## Written task
Lines that hold the word "ſoit" should be located and copied.

——

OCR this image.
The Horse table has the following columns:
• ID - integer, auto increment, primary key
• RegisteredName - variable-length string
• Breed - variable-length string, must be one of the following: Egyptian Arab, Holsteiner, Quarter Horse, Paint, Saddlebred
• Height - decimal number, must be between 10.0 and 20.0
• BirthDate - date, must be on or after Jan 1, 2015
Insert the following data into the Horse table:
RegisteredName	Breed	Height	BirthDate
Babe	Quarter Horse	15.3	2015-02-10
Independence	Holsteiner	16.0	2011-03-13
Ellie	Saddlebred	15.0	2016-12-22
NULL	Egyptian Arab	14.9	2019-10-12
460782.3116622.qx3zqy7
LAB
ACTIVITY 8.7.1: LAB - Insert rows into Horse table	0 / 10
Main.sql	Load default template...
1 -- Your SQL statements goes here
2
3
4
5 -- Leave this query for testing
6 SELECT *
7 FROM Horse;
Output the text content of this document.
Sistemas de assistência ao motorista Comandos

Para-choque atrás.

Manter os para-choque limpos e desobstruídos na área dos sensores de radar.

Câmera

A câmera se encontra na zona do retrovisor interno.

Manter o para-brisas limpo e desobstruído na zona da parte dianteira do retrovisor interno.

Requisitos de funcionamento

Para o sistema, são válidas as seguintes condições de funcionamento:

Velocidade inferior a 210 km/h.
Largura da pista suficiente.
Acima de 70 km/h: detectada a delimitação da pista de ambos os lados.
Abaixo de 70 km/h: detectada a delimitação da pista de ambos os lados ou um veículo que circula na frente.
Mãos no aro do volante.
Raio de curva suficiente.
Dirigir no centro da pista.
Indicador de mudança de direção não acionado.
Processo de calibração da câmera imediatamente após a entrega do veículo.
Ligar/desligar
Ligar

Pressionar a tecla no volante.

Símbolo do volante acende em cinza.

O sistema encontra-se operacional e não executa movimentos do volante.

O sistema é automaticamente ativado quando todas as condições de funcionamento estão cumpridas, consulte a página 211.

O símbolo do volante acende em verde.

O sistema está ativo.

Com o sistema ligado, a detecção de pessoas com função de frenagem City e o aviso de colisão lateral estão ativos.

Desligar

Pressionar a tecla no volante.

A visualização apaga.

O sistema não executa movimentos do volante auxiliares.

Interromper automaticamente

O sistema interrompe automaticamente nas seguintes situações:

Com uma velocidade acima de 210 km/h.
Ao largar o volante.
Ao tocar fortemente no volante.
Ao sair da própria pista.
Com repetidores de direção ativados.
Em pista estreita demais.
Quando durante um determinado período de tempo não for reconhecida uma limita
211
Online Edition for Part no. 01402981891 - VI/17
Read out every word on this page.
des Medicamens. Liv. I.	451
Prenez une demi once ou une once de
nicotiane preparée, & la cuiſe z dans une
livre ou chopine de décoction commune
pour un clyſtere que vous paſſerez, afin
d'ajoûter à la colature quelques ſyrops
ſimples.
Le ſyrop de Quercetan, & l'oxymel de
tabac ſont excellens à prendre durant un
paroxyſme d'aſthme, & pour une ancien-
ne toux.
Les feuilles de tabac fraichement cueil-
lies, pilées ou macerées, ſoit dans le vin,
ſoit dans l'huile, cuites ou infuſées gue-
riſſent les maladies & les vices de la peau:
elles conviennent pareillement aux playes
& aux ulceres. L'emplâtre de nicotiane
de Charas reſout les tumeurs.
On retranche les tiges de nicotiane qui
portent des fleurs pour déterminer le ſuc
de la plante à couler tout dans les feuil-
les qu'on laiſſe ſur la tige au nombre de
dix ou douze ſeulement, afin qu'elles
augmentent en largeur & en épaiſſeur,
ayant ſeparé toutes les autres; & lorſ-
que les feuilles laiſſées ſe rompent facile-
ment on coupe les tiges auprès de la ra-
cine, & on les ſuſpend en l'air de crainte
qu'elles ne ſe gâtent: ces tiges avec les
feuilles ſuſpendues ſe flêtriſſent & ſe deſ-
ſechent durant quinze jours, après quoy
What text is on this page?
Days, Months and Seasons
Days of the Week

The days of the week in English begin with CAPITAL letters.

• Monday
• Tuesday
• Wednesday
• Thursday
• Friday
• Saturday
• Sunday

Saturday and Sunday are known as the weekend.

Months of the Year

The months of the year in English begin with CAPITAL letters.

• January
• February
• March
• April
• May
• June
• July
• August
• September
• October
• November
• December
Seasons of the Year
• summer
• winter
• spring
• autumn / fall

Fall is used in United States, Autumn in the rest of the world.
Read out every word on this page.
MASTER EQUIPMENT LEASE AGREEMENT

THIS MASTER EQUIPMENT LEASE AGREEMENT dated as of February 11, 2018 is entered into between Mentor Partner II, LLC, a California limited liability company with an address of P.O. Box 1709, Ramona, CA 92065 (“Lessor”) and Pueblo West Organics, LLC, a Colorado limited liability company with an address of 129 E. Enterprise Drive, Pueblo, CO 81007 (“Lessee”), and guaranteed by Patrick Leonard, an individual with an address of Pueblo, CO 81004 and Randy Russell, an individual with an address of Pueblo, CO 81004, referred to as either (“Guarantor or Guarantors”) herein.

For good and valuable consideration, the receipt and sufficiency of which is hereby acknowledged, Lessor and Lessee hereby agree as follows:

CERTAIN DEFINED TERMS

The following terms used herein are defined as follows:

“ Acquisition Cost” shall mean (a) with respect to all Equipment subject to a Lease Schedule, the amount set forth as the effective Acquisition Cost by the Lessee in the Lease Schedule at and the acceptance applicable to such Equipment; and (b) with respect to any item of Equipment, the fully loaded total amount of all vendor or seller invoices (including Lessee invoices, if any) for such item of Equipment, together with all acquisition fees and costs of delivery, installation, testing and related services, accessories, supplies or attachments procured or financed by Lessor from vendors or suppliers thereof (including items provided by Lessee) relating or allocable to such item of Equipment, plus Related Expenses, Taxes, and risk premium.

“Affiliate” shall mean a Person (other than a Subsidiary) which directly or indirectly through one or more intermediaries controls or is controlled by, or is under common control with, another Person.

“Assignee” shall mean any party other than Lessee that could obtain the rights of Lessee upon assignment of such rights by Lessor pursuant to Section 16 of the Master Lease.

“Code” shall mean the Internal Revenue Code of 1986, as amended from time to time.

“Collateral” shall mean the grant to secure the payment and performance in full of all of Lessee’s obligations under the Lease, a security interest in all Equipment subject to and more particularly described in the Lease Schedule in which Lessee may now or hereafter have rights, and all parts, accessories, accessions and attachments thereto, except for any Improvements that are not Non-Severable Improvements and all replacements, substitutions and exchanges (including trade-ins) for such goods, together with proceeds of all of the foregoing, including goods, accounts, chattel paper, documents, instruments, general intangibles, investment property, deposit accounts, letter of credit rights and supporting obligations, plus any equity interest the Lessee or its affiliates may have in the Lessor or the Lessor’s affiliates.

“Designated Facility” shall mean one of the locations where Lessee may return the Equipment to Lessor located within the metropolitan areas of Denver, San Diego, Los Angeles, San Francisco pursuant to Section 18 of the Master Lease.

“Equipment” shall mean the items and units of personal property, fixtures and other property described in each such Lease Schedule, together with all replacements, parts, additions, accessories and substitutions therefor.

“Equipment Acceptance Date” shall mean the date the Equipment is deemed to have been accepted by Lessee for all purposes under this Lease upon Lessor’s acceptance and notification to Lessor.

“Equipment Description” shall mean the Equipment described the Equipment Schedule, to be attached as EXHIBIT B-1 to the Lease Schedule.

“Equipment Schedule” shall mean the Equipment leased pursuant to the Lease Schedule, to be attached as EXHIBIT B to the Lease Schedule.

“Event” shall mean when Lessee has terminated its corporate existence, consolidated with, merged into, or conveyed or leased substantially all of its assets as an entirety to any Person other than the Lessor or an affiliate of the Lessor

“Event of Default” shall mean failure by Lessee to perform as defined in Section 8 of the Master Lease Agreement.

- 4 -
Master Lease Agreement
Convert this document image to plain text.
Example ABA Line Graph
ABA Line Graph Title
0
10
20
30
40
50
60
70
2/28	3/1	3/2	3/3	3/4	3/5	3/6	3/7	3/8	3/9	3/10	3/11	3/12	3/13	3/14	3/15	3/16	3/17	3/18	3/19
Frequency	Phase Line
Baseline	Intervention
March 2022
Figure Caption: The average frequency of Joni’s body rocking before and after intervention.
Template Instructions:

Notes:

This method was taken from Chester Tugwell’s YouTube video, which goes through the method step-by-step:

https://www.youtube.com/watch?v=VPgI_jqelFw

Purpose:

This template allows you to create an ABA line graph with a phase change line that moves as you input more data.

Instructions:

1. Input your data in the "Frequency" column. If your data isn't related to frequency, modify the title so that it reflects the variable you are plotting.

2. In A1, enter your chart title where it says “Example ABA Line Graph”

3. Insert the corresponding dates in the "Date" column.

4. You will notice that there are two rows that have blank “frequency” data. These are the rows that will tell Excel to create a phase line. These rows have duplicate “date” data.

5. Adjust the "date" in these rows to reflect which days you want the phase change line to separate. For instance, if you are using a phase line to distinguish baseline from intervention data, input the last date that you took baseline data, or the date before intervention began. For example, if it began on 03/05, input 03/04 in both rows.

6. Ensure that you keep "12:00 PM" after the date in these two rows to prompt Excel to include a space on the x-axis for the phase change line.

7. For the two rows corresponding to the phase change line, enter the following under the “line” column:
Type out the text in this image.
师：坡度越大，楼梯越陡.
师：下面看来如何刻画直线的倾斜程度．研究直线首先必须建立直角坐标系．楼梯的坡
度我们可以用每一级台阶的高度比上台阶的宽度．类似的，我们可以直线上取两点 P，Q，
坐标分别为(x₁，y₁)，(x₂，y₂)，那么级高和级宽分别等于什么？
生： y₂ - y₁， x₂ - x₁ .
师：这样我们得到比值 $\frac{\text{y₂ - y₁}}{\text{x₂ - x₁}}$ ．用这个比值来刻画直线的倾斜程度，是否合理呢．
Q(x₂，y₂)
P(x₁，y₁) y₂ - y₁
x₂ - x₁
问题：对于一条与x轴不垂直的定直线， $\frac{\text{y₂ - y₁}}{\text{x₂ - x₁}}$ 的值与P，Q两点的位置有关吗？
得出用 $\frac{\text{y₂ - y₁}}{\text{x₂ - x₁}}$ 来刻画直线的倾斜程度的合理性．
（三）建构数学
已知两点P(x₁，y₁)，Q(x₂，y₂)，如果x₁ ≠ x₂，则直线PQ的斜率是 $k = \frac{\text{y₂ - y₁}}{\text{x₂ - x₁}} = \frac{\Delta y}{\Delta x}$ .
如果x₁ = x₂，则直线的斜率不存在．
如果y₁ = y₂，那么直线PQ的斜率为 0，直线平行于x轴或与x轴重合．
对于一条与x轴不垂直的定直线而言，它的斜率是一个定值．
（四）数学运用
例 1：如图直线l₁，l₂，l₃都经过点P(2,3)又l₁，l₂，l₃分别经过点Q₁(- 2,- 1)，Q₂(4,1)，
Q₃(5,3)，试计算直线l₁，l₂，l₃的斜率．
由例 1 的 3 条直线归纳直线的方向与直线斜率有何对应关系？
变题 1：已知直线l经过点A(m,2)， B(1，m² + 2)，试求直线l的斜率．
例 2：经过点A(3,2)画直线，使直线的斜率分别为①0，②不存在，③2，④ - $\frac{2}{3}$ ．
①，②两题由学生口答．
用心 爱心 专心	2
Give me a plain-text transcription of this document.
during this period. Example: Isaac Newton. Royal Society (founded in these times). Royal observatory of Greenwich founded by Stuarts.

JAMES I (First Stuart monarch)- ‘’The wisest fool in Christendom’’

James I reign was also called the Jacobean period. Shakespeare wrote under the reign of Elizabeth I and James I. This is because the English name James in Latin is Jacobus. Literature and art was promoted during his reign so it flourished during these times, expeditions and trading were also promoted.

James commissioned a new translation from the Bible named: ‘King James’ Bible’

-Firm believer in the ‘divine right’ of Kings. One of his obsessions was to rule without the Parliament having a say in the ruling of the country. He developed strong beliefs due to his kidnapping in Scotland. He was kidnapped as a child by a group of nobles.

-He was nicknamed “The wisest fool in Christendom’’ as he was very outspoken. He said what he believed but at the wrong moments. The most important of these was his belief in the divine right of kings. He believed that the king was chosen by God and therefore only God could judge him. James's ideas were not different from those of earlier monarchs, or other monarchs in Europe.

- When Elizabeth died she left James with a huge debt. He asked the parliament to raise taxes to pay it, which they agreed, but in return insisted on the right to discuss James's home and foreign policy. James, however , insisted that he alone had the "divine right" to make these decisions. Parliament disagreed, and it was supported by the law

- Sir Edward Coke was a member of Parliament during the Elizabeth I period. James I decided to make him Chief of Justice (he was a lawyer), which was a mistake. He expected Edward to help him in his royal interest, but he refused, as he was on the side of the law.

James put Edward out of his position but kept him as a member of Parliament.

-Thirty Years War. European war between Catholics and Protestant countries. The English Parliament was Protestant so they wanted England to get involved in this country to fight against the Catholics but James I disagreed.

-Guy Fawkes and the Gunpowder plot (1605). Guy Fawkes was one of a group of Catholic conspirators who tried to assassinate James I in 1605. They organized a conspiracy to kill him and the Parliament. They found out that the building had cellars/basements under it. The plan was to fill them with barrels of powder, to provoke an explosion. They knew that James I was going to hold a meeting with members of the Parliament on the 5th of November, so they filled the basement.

——

## The solution
lies, pilées ou macerées, ſoit dans le vin,
ſoit dans l'huile, cuites ou infuſées gue-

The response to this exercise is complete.